* **What the task asks**:
Take every line from the listing below that contains "Survival".

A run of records
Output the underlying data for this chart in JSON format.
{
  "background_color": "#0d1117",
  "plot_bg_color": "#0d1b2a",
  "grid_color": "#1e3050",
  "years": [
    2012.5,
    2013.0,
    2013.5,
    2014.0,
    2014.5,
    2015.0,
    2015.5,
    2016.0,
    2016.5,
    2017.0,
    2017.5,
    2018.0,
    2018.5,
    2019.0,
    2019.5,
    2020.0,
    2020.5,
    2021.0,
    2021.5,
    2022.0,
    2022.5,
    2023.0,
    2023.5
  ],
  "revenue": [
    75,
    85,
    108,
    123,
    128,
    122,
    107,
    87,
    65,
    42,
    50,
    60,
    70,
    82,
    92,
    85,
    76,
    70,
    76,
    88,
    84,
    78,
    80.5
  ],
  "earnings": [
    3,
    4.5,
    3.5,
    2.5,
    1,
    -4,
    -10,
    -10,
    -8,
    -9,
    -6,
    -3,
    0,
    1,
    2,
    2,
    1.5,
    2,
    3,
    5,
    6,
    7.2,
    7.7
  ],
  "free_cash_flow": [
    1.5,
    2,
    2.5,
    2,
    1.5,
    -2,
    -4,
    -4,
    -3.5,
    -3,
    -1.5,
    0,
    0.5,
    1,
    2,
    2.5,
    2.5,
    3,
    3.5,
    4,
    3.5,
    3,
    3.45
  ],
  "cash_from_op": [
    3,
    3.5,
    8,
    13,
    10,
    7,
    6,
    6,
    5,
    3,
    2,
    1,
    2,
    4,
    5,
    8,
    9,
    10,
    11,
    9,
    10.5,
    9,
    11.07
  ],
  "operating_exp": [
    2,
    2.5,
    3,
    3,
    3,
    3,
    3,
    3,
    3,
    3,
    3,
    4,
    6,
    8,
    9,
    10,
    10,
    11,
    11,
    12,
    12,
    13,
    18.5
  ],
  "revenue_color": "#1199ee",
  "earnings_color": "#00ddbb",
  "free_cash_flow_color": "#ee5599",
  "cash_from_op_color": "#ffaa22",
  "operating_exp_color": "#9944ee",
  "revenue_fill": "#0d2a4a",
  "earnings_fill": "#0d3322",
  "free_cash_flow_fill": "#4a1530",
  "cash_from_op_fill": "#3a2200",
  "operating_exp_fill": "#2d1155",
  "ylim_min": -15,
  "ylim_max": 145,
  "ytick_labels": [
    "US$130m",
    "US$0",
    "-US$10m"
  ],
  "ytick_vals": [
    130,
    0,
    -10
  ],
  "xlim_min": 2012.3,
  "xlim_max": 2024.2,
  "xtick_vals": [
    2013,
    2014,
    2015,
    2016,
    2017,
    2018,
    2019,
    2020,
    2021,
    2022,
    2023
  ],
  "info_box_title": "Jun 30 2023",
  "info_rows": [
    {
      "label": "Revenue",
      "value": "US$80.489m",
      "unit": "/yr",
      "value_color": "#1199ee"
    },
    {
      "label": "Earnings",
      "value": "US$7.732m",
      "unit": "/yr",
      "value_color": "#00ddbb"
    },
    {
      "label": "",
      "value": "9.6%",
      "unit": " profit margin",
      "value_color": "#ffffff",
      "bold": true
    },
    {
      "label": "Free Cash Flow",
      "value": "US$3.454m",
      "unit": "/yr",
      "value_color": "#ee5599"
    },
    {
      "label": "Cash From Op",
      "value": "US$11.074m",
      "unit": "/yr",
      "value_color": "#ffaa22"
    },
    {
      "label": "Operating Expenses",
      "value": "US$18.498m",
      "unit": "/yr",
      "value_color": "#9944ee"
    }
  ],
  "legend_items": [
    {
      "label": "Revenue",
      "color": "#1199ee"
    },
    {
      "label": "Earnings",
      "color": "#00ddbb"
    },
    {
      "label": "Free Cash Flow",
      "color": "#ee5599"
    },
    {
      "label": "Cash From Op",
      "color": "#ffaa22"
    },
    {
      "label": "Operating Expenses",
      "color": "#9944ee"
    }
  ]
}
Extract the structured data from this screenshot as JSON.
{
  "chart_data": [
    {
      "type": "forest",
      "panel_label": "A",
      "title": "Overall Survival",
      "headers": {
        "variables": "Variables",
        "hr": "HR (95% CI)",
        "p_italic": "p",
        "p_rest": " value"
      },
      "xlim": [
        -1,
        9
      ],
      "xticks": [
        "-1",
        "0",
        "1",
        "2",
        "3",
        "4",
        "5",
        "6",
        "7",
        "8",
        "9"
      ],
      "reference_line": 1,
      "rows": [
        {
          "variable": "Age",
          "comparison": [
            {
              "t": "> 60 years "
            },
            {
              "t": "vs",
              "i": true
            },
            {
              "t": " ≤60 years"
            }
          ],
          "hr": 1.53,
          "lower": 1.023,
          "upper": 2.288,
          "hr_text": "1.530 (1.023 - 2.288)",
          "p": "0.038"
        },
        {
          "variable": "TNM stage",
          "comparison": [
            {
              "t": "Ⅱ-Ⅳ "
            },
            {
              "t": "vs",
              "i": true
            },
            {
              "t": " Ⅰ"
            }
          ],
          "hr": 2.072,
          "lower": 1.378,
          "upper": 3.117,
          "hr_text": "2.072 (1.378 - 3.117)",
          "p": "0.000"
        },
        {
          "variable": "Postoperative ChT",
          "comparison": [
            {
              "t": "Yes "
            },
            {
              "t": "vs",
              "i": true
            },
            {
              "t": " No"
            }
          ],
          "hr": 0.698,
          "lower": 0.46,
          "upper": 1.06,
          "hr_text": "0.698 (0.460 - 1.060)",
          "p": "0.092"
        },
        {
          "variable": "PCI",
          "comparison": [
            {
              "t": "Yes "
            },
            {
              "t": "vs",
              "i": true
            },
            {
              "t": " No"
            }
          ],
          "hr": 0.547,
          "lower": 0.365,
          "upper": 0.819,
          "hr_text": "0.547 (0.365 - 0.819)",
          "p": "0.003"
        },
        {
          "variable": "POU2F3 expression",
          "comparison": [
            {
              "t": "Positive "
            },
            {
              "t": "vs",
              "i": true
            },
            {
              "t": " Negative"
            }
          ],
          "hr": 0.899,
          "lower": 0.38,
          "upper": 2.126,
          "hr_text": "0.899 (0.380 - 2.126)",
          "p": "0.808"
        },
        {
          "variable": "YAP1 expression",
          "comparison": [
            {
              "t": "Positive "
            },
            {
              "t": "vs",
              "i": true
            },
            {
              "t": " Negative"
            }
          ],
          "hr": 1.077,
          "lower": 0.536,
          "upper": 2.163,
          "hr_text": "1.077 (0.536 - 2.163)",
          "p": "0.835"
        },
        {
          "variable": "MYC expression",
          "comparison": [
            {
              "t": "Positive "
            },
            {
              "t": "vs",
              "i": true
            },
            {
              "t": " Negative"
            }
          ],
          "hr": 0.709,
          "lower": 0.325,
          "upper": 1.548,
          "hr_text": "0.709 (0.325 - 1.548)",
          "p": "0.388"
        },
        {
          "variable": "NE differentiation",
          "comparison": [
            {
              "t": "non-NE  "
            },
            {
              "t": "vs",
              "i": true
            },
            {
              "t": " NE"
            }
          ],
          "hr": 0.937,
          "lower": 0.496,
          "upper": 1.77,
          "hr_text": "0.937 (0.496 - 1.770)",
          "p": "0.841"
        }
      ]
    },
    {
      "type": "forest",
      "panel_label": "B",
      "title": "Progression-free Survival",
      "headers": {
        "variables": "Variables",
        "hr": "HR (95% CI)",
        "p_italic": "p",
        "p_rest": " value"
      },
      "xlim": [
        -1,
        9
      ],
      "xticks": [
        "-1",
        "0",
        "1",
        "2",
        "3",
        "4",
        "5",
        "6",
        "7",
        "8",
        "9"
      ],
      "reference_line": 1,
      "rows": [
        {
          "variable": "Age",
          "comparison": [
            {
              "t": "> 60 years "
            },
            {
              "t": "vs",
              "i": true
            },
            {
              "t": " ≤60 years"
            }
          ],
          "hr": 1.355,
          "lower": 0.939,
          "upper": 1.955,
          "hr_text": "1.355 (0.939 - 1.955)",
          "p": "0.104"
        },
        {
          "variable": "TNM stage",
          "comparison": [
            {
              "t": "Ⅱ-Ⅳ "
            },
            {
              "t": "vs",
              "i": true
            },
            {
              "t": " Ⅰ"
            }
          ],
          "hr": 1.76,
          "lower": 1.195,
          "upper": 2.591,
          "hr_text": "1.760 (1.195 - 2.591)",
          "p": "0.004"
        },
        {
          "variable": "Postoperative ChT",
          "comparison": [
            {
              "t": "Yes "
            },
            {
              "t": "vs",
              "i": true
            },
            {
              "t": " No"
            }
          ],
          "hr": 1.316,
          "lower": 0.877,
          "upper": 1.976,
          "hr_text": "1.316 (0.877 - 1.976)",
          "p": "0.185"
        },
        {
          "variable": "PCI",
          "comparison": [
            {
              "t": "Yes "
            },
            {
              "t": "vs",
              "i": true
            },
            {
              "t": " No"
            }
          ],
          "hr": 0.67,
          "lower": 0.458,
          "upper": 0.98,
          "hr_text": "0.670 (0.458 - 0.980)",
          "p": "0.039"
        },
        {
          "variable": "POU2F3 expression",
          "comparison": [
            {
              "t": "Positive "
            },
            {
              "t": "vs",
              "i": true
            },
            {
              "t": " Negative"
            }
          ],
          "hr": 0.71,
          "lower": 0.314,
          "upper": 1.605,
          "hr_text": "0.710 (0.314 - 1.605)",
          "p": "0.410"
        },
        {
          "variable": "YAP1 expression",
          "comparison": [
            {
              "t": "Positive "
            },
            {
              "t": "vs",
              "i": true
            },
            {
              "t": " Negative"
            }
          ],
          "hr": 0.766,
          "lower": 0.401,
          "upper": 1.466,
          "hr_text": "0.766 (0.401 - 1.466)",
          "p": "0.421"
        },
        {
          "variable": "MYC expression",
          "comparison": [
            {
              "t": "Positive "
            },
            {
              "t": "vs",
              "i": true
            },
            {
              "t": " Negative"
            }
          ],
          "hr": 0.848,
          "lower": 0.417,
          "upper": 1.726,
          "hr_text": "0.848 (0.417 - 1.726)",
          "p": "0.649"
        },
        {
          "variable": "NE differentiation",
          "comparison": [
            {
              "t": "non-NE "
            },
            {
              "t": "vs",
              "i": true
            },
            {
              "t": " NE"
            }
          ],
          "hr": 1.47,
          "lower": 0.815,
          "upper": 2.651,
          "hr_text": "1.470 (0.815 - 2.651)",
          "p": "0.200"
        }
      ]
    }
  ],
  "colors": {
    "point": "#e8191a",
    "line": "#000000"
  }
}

* **Result for this task**:
      "title": "Overall Survival",
      "title": "Progression-free Survival",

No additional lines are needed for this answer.